··· Data for the task

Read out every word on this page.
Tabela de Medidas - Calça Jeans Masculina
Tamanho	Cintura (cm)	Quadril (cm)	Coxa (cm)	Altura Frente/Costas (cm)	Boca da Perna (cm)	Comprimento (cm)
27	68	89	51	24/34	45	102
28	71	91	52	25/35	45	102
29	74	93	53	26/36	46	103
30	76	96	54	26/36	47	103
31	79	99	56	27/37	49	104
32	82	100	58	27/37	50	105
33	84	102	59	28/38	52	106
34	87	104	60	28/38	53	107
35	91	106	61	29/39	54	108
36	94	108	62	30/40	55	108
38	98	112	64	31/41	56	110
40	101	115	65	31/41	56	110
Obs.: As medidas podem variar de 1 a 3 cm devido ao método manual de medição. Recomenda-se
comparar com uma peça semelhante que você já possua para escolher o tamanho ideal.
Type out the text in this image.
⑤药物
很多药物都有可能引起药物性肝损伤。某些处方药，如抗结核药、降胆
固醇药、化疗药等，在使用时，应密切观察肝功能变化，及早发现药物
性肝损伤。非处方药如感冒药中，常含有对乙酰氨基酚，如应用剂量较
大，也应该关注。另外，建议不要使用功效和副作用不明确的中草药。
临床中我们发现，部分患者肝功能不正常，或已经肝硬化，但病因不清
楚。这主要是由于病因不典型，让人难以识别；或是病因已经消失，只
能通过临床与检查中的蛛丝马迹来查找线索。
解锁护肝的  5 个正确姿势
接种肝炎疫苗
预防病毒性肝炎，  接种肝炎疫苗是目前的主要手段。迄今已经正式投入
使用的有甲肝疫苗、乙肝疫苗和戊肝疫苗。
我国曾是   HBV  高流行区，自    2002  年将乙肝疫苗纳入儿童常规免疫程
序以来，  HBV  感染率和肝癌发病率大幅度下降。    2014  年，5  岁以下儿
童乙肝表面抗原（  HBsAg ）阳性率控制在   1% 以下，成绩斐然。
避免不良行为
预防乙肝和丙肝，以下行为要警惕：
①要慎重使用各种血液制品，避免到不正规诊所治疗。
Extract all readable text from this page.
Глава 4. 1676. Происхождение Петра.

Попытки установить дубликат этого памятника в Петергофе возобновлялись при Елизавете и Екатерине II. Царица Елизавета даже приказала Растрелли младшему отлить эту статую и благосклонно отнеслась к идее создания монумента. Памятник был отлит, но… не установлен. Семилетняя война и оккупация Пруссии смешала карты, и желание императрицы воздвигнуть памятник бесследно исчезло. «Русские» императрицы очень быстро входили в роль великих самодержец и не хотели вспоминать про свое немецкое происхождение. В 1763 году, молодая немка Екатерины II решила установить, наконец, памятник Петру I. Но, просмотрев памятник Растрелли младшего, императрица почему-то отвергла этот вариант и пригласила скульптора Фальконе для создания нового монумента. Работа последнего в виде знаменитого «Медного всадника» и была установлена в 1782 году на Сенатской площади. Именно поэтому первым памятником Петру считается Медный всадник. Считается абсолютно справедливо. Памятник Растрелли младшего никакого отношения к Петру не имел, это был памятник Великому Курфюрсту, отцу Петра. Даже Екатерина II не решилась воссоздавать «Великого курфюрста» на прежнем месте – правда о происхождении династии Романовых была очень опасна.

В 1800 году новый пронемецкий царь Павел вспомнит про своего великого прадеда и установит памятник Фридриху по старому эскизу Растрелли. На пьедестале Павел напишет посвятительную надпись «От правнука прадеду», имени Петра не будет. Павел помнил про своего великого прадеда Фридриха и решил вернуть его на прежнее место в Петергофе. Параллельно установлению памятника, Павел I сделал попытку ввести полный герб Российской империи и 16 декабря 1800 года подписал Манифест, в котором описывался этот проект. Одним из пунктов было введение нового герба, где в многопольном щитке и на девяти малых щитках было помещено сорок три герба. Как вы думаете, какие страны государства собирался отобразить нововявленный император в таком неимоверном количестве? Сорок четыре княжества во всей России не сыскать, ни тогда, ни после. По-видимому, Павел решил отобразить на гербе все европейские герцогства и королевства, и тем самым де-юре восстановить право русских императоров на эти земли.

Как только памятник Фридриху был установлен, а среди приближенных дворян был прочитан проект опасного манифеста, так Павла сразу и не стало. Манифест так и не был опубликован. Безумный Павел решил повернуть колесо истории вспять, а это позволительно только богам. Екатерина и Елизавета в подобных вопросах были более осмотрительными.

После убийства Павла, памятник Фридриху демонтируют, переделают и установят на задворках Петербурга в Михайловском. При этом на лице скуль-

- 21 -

······

Goal:
Copy, from the material, each line that holds the string "Павла".

Worked answer:
Как только памятник Фридриху был установлен, а среди приближенных дворян был прочитан проект опасного манифеста, так Павла сразу и не стало. Манифест так и не был опубликован. Безумный Павел решил повернуть колесо истории вспять, а это позволительно только богам. Екатерина и Елизавета в подобных вопросах были более осмотрительными.
После убийства Павла, памятник Фридриху демонтируют, переделают и установят на задворках Петербурга в Михайловском. При этом на лице скуль-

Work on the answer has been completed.